Figure record listings
──────────
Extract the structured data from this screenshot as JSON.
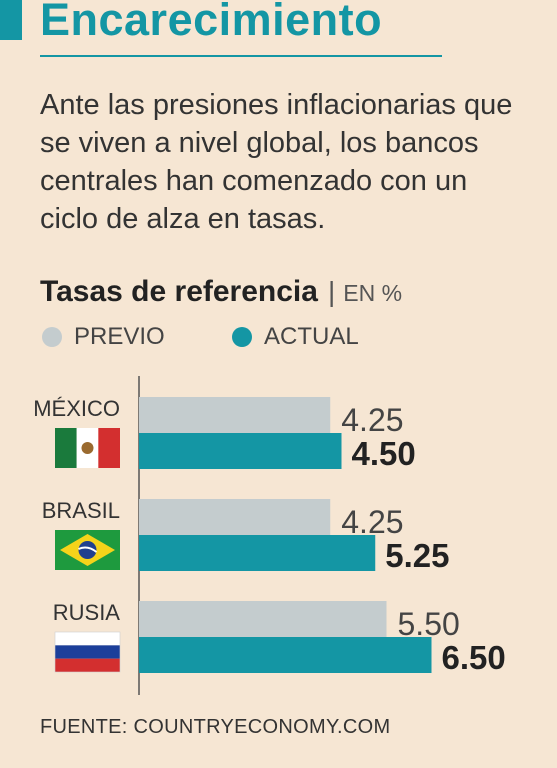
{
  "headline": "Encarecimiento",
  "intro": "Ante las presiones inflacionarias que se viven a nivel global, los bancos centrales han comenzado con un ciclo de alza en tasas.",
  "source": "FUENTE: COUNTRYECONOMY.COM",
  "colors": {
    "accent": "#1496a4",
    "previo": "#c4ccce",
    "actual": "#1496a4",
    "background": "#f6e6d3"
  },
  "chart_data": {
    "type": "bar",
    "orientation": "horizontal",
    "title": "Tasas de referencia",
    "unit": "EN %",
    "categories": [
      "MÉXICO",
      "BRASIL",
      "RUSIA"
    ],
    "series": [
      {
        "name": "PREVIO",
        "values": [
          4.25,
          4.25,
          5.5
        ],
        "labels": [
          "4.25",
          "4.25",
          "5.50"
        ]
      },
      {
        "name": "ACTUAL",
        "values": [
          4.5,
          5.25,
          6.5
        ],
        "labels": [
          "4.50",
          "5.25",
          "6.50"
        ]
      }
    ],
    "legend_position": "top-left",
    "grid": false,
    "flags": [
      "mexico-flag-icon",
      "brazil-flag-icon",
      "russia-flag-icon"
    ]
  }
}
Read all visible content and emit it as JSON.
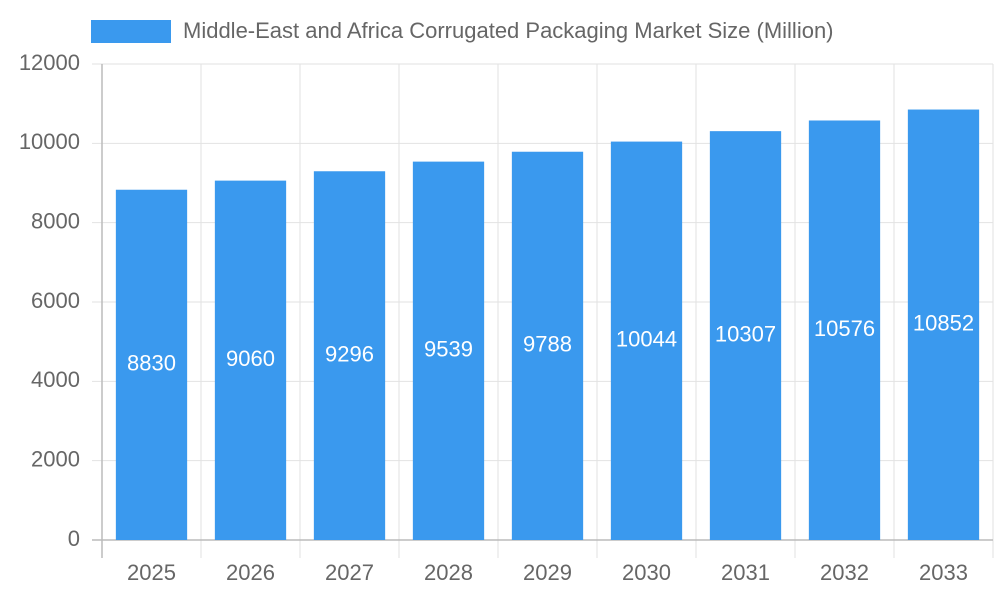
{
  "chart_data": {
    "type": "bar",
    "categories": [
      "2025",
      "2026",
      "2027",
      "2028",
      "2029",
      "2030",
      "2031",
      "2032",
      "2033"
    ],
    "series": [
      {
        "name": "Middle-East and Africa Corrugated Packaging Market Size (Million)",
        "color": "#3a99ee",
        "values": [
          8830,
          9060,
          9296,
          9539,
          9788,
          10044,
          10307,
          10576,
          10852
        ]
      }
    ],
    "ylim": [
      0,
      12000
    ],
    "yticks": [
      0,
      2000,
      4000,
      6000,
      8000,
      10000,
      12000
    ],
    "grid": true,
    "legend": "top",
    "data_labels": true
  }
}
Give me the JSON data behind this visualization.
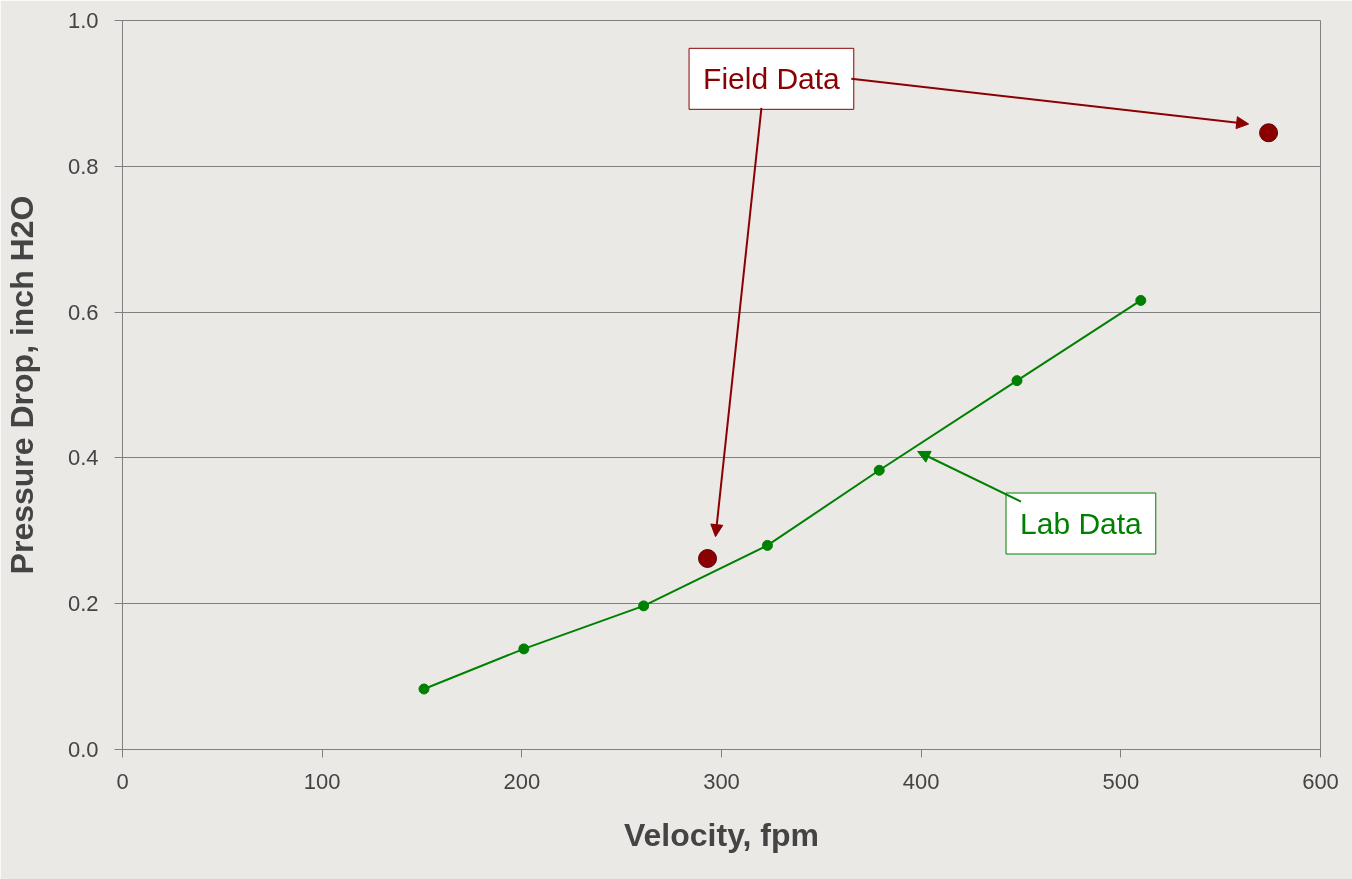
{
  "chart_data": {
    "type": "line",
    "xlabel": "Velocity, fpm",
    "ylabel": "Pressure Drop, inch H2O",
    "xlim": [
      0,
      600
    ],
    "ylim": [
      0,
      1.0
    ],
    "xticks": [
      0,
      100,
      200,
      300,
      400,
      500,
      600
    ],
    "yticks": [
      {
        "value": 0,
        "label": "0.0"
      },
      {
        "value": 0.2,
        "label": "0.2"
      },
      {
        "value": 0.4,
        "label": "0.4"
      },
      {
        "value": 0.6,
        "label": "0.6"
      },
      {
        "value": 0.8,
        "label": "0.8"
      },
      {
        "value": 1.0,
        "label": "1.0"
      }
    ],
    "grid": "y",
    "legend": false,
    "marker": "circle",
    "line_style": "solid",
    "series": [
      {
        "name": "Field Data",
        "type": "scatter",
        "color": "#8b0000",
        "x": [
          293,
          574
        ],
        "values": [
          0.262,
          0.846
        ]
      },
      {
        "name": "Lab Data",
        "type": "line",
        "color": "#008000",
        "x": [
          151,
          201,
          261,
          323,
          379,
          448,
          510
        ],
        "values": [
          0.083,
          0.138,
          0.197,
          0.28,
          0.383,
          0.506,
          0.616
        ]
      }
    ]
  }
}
──────────
### EXERCISE GOAL
Return the listing above word for word, with the pictures removed.

### SOLUTION TO THIS EXERCISE
Extract the structured data from this screenshot as JSON.
{
  "headline": "Encarecimiento",
  "intro": "Ante las presiones inflacionarias que se viven a nivel global, los bancos centrales han comenzado con un ciclo de alza en tasas.",
  "source": "FUENTE: COUNTRYECONOMY.COM",
  "colors": {
    "accent": "#1496a4",
    "previo": "#c4ccce",
    "actual": "#1496a4",
    "background": "#f6e6d3"
  },
  "chart_data": {
    "type": "bar",
    "orientation": "horizontal",
    "title": "Tasas de referencia",
    "unit": "EN %",
    "categories": [
      "MÉXICO",
      "BRASIL",
      "RUSIA"
    ],
    "series": [
      {
        "name": "PREVIO",
        "values": [
          4.25,
          4.25,
          5.5
        ],
        "labels": [
          "4.25",
          "4.25",
          "5.50"
        ]
      },
      {
        "name": "ACTUAL",
        "values": [
          4.5,
          5.25,
          6.5
        ],
        "labels": [
          "4.50",
          "5.25",
          "6.50"
        ]
      }
    ],
    "legend_position": "top-left",
    "grid": false,
    "flags": [
      "mexico-flag-icon",
      "brazil-flag-icon",
      "russia-flag-icon"
    ]
  }
}
Read all visible content and emit it as JSON.
{
  "chart_data": {
    "type": "bar",
    "categories": [
      "2025",
      "2026",
      "2027",
      "2028",
      "2029",
      "2030",
      "2031",
      "2032",
      "2033"
    ],
    "series": [
      {
        "name": "Middle-East and Africa Corrugated Packaging Market Size (Million)",
        "color": "#3a99ee",
        "values": [
          8830,
          9060,
          9296,
          9539,
          9788,
          10044,
          10307,
          10576,
          10852
        ]
      }
    ],
    "ylim": [
      0,
      12000
    ],
    "yticks": [
      0,
      2000,
      4000,
      6000,
      8000,
      10000,
      12000
    ],
    "grid": true,
    "legend": "top",
    "data_labels": true
  }
}
Give me the JSON data behind this visualization.
{
  "chart_data": {
    "type": "line",
    "xlabel": "Velocity, fpm",
    "ylabel": "Pressure Drop, inch H2O",
    "xlim": [
      0,
      600
    ],
    "ylim": [
      0,
      1.0
    ],
    "xticks": [
      0,
      100,
      200,
      300,
      400,
      500,
      600
    ],
    "yticks": [
      {
        "value": 0,
        "label": "0.0"
      },
      {
        "value": 0.2,
        "label": "0.2"
      },
      {
        "value": 0.4,
        "label": "0.4"
      },
      {
        "value": 0.6,
        "label": "0.6"
      },
      {
        "value": 0.8,
        "label": "0.8"
      },
      {
        "value": 1.0,
        "label": "1.0"
      }
    ],
    "grid": "y",
    "legend": false,
    "marker": "circle",
    "line_style": "solid",
    "series": [
      {
        "name": "Field Data",
        "type": "scatter",
        "color": "#8b0000",
        "x": [
          293,
          574
        ],
        "values": [
          0.262,
          0.846
        ]
      },
      {
        "name": "Lab Data",
        "type": "line",
        "color": "#008000",
        "x": [
          151,
          201,
          261,
          323,
          379,
          448,
          510
        ],
        "values": [
          0.083,
          0.138,
          0.197,
          0.28,
          0.383,
          0.506,
          0.616
        ]
      }
    ]
  }
}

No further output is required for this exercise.